◆ Problem to work on:
Retype all the records with nothing changed.

◆ Stored data:
-------

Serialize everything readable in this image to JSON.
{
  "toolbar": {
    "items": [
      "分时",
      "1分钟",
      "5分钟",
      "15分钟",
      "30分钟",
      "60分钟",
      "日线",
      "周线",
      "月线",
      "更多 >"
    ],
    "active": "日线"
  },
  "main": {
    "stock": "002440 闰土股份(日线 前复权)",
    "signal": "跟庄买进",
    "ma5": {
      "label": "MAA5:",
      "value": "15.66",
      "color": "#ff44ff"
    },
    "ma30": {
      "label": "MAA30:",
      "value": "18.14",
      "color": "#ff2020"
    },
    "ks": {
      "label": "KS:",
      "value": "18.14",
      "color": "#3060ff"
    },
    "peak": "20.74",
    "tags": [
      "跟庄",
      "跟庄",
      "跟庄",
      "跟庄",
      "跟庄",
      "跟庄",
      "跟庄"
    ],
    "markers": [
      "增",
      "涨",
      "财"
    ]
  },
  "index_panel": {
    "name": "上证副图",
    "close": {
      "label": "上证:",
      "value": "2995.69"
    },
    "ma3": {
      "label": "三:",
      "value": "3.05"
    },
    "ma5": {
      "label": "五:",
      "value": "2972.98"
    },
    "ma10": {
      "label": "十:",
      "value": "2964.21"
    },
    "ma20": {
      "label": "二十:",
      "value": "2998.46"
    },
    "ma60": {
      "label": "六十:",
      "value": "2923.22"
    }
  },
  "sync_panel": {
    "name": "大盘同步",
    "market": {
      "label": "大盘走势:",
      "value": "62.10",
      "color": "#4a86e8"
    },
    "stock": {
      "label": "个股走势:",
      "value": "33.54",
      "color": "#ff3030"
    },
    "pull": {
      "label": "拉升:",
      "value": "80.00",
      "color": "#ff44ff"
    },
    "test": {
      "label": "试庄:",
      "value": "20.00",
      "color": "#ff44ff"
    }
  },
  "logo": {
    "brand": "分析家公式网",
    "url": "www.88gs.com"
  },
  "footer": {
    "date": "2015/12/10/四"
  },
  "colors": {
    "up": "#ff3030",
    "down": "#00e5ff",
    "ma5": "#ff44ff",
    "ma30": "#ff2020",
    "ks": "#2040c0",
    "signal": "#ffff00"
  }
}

-------

◆ Response to the exercise:
Serialize everything readable in this image to JSON.
{
  "toolbar": {
    "items": [
      "分时",
      "1分钟",
      "5分钟",
      "15分钟",
      "30分钟",
      "60分钟",
      "日线",
      "周线",
      "月线",
      "更多 >"
    ],
    "active": "日线"
  },
  "main": {
    "stock": "002440 闰土股份(日线 前复权)",
    "signal": "跟庄买进",
    "ma5": {
      "label": "MAA5:",
      "value": "15.66",
      "color": "#ff44ff"
    },
    "ma30": {
      "label": "MAA30:",
      "value": "18.14",
      "color": "#ff2020"
    },
    "ks": {
      "label": "KS:",
      "value": "18.14",
      "color": "#3060ff"
    },
    "peak": "20.74",
    "tags": [
      "跟庄",
      "跟庄",
      "跟庄",
      "跟庄",
      "跟庄",
      "跟庄",
      "跟庄"
    ],
    "markers": [
      "增",
      "涨",
      "财"
    ]
  },
  "index_panel": {
    "name": "上证副图",
    "close": {
      "label": "上证:",
      "value": "2995.69"
    },
    "ma3": {
      "label": "三:",
      "value": "3.05"
    },
    "ma5": {
      "label": "五:",
      "value": "2972.98"
    },
    "ma10": {
      "label": "十:",
      "value": "2964.21"
    },
    "ma20": {
      "label": "二十:",
      "value": "2998.46"
    },
    "ma60": {
      "label": "六十:",
      "value": "2923.22"
    }
  },
  "sync_panel": {
    "name": "大盘同步",
    "market": {
      "label": "大盘走势:",
      "value": "62.10",
      "color": "#4a86e8"
    },
    "stock": {
      "label": "个股走势:",
      "value": "33.54",
      "color": "#ff3030"
    },
    "pull": {
      "label": "拉升:",
      "value": "80.00",
      "color": "#ff44ff"
    },
    "test": {
      "label": "试庄:",
      "value": "20.00",
      "color": "#ff44ff"
    }
  },
  "logo": {
    "brand": "分析家公式网",
    "url": "www.88gs.com"
  },
  "footer": {
    "date": "2015/12/10/四"
  },
  "colors": {
    "up": "#ff3030",
    "down": "#00e5ff",
    "ma5": "#ff44ff",
    "ma30": "#ff2020",
    "ks": "#2040c0",
    "signal": "#ffff00"
  }
}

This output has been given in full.